Supplied data →

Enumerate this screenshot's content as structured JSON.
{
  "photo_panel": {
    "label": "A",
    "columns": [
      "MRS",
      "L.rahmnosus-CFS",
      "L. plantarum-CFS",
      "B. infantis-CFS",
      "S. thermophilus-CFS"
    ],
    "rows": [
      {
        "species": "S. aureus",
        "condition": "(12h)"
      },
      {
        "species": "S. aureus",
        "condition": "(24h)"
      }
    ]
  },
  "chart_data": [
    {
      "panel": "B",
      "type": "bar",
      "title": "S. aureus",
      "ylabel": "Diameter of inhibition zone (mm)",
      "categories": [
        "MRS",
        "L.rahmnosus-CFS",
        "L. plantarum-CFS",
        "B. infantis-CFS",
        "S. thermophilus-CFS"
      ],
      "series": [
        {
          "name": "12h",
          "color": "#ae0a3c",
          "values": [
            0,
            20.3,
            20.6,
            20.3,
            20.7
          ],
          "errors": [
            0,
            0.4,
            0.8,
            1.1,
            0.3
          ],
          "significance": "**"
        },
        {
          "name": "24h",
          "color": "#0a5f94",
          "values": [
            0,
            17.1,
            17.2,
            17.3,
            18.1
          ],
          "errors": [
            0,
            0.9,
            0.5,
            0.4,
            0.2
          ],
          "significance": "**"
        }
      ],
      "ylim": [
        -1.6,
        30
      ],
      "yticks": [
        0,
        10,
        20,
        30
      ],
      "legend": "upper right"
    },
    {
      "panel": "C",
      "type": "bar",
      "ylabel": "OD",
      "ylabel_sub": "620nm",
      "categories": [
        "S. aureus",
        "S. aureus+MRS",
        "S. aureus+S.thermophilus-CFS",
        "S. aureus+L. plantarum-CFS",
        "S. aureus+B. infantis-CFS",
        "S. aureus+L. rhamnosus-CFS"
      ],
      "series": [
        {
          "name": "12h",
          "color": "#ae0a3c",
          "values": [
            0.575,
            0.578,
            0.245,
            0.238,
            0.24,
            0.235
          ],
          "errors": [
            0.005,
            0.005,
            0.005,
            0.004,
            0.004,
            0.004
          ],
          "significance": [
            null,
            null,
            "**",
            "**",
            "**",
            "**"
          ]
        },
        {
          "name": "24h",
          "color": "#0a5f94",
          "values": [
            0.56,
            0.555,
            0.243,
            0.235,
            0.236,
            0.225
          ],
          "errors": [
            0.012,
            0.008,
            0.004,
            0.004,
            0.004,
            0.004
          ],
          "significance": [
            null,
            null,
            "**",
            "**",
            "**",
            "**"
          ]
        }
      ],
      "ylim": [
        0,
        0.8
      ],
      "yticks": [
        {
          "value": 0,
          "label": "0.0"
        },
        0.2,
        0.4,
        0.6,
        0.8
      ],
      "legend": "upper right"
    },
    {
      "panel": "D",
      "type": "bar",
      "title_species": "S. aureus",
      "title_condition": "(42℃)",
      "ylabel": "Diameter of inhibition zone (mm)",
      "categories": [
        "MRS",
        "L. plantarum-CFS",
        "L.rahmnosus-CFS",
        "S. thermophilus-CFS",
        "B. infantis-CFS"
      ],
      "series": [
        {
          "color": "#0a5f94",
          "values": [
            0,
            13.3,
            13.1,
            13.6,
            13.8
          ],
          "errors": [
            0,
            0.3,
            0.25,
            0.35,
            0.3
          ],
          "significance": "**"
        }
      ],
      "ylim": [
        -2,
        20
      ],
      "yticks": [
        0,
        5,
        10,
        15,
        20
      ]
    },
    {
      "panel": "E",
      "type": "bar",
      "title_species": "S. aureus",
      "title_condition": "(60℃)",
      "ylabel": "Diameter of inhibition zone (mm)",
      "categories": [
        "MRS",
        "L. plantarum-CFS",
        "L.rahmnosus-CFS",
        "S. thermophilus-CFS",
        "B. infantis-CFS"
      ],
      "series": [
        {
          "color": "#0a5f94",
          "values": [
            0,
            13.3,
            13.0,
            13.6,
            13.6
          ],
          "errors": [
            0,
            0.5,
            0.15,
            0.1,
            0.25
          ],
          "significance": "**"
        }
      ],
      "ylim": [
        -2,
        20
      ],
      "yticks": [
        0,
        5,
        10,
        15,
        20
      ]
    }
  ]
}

Written instruction →
Copy down the whole of the data above, matching it exactly.

Solution for this problem →
Enumerate this screenshot's content as structured JSON.
{
  "photo_panel": {
    "label": "A",
    "columns": [
      "MRS",
      "L.rahmnosus-CFS",
      "L. plantarum-CFS",
      "B. infantis-CFS",
      "S. thermophilus-CFS"
    ],
    "rows": [
      {
        "species": "S. aureus",
        "condition": "(12h)"
      },
      {
        "species": "S. aureus",
        "condition": "(24h)"
      }
    ]
  },
  "chart_data": [
    {
      "panel": "B",
      "type": "bar",
      "title": "S. aureus",
      "ylabel": "Diameter of inhibition zone (mm)",
      "categories": [
        "MRS",
        "L.rahmnosus-CFS",
        "L. plantarum-CFS",
        "B. infantis-CFS",
        "S. thermophilus-CFS"
      ],
      "series": [
        {
          "name": "12h",
          "color": "#ae0a3c",
          "values": [
            0,
            20.3,
            20.6,
            20.3,
            20.7
          ],
          "errors": [
            0,
            0.4,
            0.8,
            1.1,
            0.3
          ],
          "significance": "**"
        },
        {
          "name": "24h",
          "color": "#0a5f94",
          "values": [
            0,
            17.1,
            17.2,
            17.3,
            18.1
          ],
          "errors": [
            0,
            0.9,
            0.5,
            0.4,
            0.2
          ],
          "significance": "**"
        }
      ],
      "ylim": [
        -1.6,
        30
      ],
      "yticks": [
        0,
        10,
        20,
        30
      ],
      "legend": "upper right"
    },
    {
      "panel": "C",
      "type": "bar",
      "ylabel": "OD",
      "ylabel_sub": "620nm",
      "categories": [
        "S. aureus",
        "S. aureus+MRS",
        "S. aureus+S.thermophilus-CFS",
        "S. aureus+L. plantarum-CFS",
        "S. aureus+B. infantis-CFS",
        "S. aureus+L. rhamnosus-CFS"
      ],
      "series": [
        {
          "name": "12h",
          "color": "#ae0a3c",
          "values": [
            0.575,
            0.578,
            0.245,
            0.238,
            0.24,
            0.235
          ],
          "errors": [
            0.005,
            0.005,
            0.005,
            0.004,
            0.004,
            0.004
          ],
          "significance": [
            null,
            null,
            "**",
            "**",
            "**",
            "**"
          ]
        },
        {
          "name": "24h",
          "color": "#0a5f94",
          "values": [
            0.56,
            0.555,
            0.243,
            0.235,
            0.236,
            0.225
          ],
          "errors": [
            0.012,
            0.008,
            0.004,
            0.004,
            0.004,
            0.004
          ],
          "significance": [
            null,
            null,
            "**",
            "**",
            "**",
            "**"
          ]
        }
      ],
      "ylim": [
        0,
        0.8
      ],
      "yticks": [
        {
          "value": 0,
          "label": "0.0"
        },
        0.2,
        0.4,
        0.6,
        0.8
      ],
      "legend": "upper right"
    },
    {
      "panel": "D",
      "type": "bar",
      "title_species": "S. aureus",
      "title_condition": "(42℃)",
      "ylabel": "Diameter of inhibition zone (mm)",
      "categories": [
        "MRS",
        "L. plantarum-CFS",
        "L.rahmnosus-CFS",
        "S. thermophilus-CFS",
        "B. infantis-CFS"
      ],
      "series": [
        {
          "color": "#0a5f94",
          "values": [
            0,
            13.3,
            13.1,
            13.6,
            13.8
          ],
          "errors": [
            0,
            0.3,
            0.25,
            0.35,
            0.3
          ],
          "significance": "**"
        }
      ],
      "ylim": [
        -2,
        20
      ],
      "yticks": [
        0,
        5,
        10,
        15,
        20
      ]
    },
    {
      "panel": "E",
      "type": "bar",
      "title_species": "S. aureus",
      "title_condition": "(60℃)",
      "ylabel": "Diameter of inhibition zone (mm)",
      "categories": [
        "MRS",
        "L. plantarum-CFS",
        "L.rahmnosus-CFS",
        "S. thermophilus-CFS",
        "B. infantis-CFS"
      ],
      "series": [
        {
          "color": "#0a5f94",
          "values": [
            0,
            13.3,
            13.0,
            13.6,
            13.6
          ],
          "errors": [
            0,
            0.5,
            0.15,
            0.1,
            0.25
          ],
          "significance": "**"
        }
      ],
      "ylim": [
        -2,
        20
      ],
      "yticks": [
        0,
        5,
        10,
        15,
        20
      ]
    }
  ]
}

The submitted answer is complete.